» Problem requirements: Leave out the pictures and copy everything else in the entries exactly.

** start of Data rows **

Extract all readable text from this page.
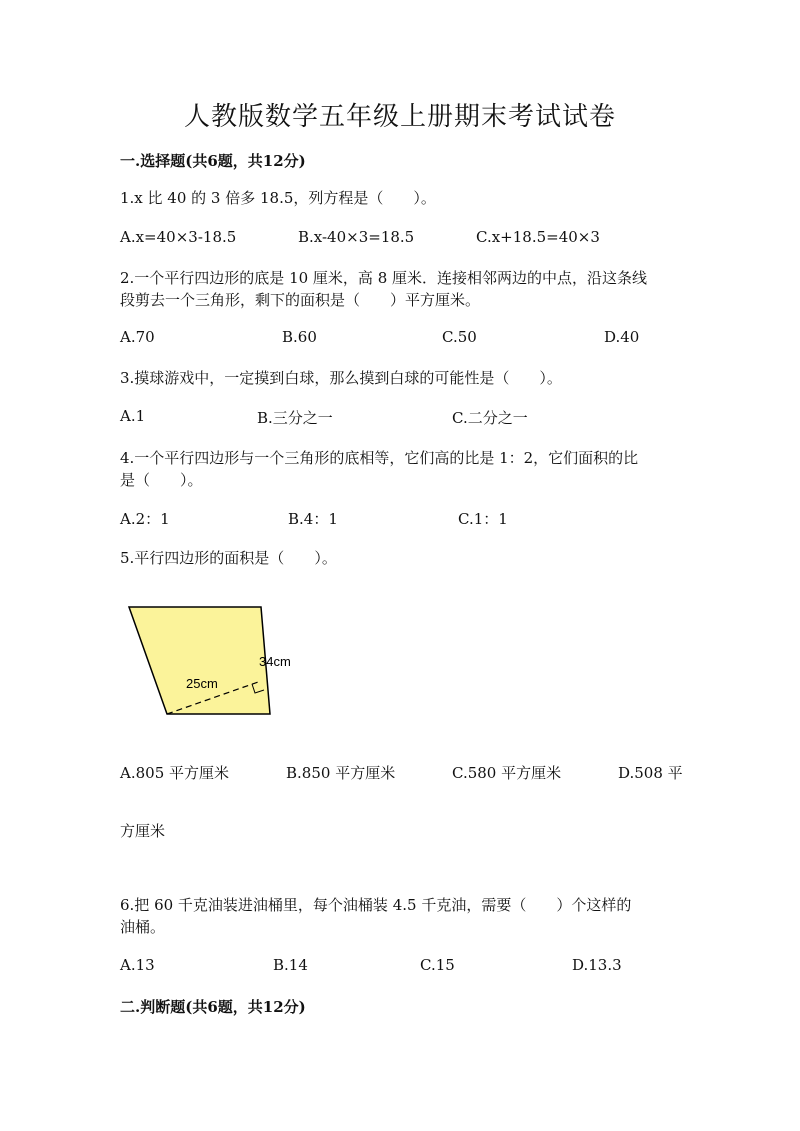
人教版数学五年级上册期末考试试卷
一.选择题(共6题，共12分)
1.x 比 40 的 3 倍多 18.5，列方程是（　　）。
A.x=40×3-18.5	B.x-40×3=18.5	C.x+18.5=40×3
2.一个平行四边形的底是 10 厘米，高 8 厘米．连接相邻两边的中点，沿这条线
段剪去一个三角形，剩下的面积是（　　）平方厘米。
A.70	B.60	C.50	D.40
3.摸球游戏中，一定摸到白球，那么摸到白球的可能性是（　　）。
A.1	B.三分之一	C.二分之一
4.一个平行四边形与一个三角形的底相等，它们高的比是 1：2，它们面积的比
是（　　）。
A.2：1	B.4：1	C.1：1
5.平行四边形的面积是（　　）。
25cm
34cm
A.805 平方厘米	B.850 平方厘米	C.580 平方厘米	D.508 平
方厘米
6.把 60 千克油装进油桶里，每个油桶装 4.5 千克油，需要（　　）个这样的
油桶。
A.13	B.14	C.15	D.13.3
二.判断题(共6题，共12分)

** end of Data rows **

» Solution to this problem:
Extract all readable text from this page.
人教版数学五年级上册期末考试试卷
一.选择题(共6题，共12分)
1.x 比 40 的 3 倍多 18.5，列方程是（　　）。
A.x=40×3-18.5	B.x-40×3=18.5	C.x+18.5=40×3
2.一个平行四边形的底是 10 厘米，高 8 厘米．连接相邻两边的中点，沿这条线
段剪去一个三角形，剩下的面积是（　　）平方厘米。
A.70	B.60	C.50	D.40
3.摸球游戏中，一定摸到白球，那么摸到白球的可能性是（　　）。
A.1	B.三分之一	C.二分之一
4.一个平行四边形与一个三角形的底相等，它们高的比是 1：2，它们面积的比
是（　　）。
A.2：1	B.4：1	C.1：1
5.平行四边形的面积是（　　）。
25cm
34cm
A.805 平方厘米	B.850 平方厘米	C.580 平方厘米	D.508 平
方厘米
6.把 60 千克油装进油桶里，每个油桶装 4.5 千克油，需要（　　）个这样的
油桶。
A.13	B.14	C.15	D.13.3
二.判断题(共6题，共12分)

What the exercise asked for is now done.